--- Material provided ---

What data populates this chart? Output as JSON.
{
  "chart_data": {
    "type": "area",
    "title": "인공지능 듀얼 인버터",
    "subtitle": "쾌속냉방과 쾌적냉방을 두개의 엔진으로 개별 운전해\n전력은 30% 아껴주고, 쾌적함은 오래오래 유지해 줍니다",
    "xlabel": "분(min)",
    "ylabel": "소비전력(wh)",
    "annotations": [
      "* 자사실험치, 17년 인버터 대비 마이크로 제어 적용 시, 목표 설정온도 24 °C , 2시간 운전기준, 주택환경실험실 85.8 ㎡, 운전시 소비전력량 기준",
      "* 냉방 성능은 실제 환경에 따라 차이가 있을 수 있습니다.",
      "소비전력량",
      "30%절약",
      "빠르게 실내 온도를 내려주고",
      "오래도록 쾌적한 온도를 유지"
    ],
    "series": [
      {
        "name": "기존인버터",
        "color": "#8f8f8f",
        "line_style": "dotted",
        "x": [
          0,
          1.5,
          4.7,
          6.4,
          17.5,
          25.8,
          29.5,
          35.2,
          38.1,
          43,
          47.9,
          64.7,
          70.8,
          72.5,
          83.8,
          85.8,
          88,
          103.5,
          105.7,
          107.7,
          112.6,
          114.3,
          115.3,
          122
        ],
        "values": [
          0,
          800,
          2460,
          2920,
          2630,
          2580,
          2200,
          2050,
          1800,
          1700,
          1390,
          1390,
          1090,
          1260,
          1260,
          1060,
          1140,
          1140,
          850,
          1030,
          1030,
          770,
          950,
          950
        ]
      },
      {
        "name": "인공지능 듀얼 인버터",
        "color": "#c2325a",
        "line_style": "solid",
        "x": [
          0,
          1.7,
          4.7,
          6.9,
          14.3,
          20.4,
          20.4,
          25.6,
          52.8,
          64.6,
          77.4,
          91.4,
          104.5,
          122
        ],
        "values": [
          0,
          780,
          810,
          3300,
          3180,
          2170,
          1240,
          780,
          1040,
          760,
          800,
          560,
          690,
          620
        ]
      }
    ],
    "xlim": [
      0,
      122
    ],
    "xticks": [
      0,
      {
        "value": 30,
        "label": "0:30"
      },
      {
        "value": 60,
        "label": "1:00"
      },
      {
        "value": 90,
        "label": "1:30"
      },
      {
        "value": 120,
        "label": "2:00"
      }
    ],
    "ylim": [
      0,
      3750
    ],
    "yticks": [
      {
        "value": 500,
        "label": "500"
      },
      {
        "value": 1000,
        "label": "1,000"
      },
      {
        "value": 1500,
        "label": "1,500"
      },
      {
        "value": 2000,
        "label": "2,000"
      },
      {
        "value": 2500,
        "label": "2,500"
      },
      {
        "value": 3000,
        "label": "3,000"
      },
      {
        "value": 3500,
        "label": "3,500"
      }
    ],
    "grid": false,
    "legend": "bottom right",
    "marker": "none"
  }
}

---

* _Exercise aim_
Repeat the records above in full, character for character.

* _Expected answer_
What data populates this chart? Output as JSON.
{
  "chart_data": {
    "type": "area",
    "title": "인공지능 듀얼 인버터",
    "subtitle": "쾌속냉방과 쾌적냉방을 두개의 엔진으로 개별 운전해\n전력은 30% 아껴주고, 쾌적함은 오래오래 유지해 줍니다",
    "xlabel": "분(min)",
    "ylabel": "소비전력(wh)",
    "annotations": [
      "* 자사실험치, 17년 인버터 대비 마이크로 제어 적용 시, 목표 설정온도 24 °C , 2시간 운전기준, 주택환경실험실 85.8 ㎡, 운전시 소비전력량 기준",
      "* 냉방 성능은 실제 환경에 따라 차이가 있을 수 있습니다.",
      "소비전력량",
      "30%절약",
      "빠르게 실내 온도를 내려주고",
      "오래도록 쾌적한 온도를 유지"
    ],
    "series": [
      {
        "name": "기존인버터",
        "color": "#8f8f8f",
        "line_style": "dotted",
        "x": [
          0,
          1.5,
          4.7,
          6.4,
          17.5,
          25.8,
          29.5,
          35.2,
          38.1,
          43,
          47.9,
          64.7,
          70.8,
          72.5,
          83.8,
          85.8,
          88,
          103.5,
          105.7,
          107.7,
          112.6,
          114.3,
          115.3,
          122
        ],
        "values": [
          0,
          800,
          2460,
          2920,
          2630,
          2580,
          2200,
          2050,
          1800,
          1700,
          1390,
          1390,
          1090,
          1260,
          1260,
          1060,
          1140,
          1140,
          850,
          1030,
          1030,
          770,
          950,
          950
        ]
      },
      {
        "name": "인공지능 듀얼 인버터",
        "color": "#c2325a",
        "line_style": "solid",
        "x": [
          0,
          1.7,
          4.7,
          6.9,
          14.3,
          20.4,
          20.4,
          25.6,
          52.8,
          64.6,
          77.4,
          91.4,
          104.5,
          122
        ],
        "values": [
          0,
          780,
          810,
          3300,
          3180,
          2170,
          1240,
          780,
          1040,
          760,
          800,
          560,
          690,
          620
        ]
      }
    ],
    "xlim": [
      0,
      122
    ],
    "xticks": [
      0,
      {
        "value": 30,
        "label": "0:30"
      },
      {
        "value": 60,
        "label": "1:00"
      },
      {
        "value": 90,
        "label": "1:30"
      },
      {
        "value": 120,
        "label": "2:00"
      }
    ],
    "ylim": [
      0,
      3750
    ],
    "yticks": [
      {
        "value": 500,
        "label": "500"
      },
      {
        "value": 1000,
        "label": "1,000"
      },
      {
        "value": 1500,
        "label": "1,500"
      },
      {
        "value": 2000,
        "label": "2,000"
      },
      {
        "value": 2500,
        "label": "2,500"
      },
      {
        "value": 3000,
        "label": "3,000"
      },
      {
        "value": 3500,
        "label": "3,500"
      }
    ],
    "grid": false,
    "legend": "bottom right",
    "marker": "none"
  }
}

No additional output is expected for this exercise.